## [Brief 1]
Decide whether each statement agrees with the book description: (a) The collection includes an introduction by Norma Cole. (b) The collection is the second selected compilation of Laura Moriarty's poetry. (c) The selection, according to Michael Palmer, offers writing in verse only. For each statement, answer yes or no and quote the deciding words.

## [Text]
'''

A Semblance: Selected and New Poems (1975-2007)

Laura Moriarty

$14.95

September 2007
978-1-890650-27-8
240
6×9”

Category:

Description

A Semblance: Selected and New Poems (1975-2007) is the first selected compilation of poetry by Laura Moriarty. Drawn from her previous poetry collections and including new work, this selected demonstrates Moriarty’s ability to make each lyric phrase into a portal where we find ourselves turning at once in two directions—backward, to probe the newly exposed limits in our old ways of understanding, and forward to experience a more evolved and involved attention to our world through the animated potentials she offers us. Whether examining the historically gendered gaze of art or of culture’s narratives and their impact upon the individual, or the symmetries that interlink to figure our social and political horizons, or the destructive forces that both expose and explode our meaning of self, Moriarty’s poems offer the expansive pleasure of revelation in each finely distilled articulation. This selected includes an introduction by the esteemed poet Norma Cole, whose awards include a recent Foundation for Contemporary Arts Grant.


For those of us who have eagerly followed Laura Moriarty’s work, this selection represents an invaluable overview of the multiple paths she has taken across the years. For those new to it, here is an opportunity to come to know a body of relentlessly exploratory writing in both verse and prose, one that constantly reexamines and reinvents genres and forms. Emanating from “one whose experience retains heat,” A Semblance determinedly probes the tensile shapes of poetic thought.

Michael Palmer

Laura Moriarity is a renegade artist of the first order. Where she was she is no longer and in the transitioning the thing we call art or love flecks off. In faultless volumes of her work–Rondeaux, Symmetry, Cunning–she glances off the hidden rules of her “made place.” “The archivist eyes them evaluatively. She is not the same man anymore.”

'''

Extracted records
'''

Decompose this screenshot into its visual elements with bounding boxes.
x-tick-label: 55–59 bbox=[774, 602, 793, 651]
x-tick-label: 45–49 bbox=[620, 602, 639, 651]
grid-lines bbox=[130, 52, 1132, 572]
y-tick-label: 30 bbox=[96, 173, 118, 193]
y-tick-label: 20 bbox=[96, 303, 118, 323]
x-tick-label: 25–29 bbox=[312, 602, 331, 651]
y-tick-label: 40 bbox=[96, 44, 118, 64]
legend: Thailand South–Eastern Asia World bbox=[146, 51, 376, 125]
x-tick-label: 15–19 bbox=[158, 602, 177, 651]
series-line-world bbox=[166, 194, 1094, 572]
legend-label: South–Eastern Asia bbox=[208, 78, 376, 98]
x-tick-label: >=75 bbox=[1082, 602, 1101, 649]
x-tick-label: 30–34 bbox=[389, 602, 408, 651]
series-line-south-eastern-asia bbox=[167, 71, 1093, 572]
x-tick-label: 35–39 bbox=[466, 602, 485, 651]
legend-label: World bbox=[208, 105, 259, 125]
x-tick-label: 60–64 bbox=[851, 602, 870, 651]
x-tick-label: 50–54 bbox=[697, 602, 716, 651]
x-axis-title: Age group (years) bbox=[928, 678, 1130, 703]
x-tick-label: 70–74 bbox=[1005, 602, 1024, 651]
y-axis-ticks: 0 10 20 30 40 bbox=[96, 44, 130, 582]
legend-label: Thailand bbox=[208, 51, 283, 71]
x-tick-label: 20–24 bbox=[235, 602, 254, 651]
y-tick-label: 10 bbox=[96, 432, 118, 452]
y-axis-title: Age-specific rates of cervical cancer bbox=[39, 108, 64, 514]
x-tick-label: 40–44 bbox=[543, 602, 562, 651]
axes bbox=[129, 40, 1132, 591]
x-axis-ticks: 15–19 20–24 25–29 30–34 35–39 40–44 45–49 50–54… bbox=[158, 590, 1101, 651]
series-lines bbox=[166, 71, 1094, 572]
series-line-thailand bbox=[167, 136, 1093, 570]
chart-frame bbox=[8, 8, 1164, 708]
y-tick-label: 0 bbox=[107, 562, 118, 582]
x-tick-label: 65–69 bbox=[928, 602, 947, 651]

'''

## [Brief 2]
In the extracted rows, rename "x-tick-label" to "category-label" in everything from the first row down to the line containing "y-tick-label: 30 bbox=[96, 173, 118, 193]", and leave all else unchanged. Give only those lines.

## [Output 1]
(a) Yes: "This selected includes an introduction by the esteemed poet Norma Cole"
(b) No: "is the first selected compilation of poetry by Laura Moriarty"
(c) No: "a body of relentlessly exploratory writing in both verse and prose"

## [Output 2]
Decompose this screenshot into its visual elements with bounding boxes.
category-label: 55–59 bbox=[774, 602, 793, 651]
category-label: 45–49 bbox=[620, 602, 639, 651]
grid-lines bbox=[130, 52, 1132, 572]
y-tick-label: 30 bbox=[96, 173, 118, 193]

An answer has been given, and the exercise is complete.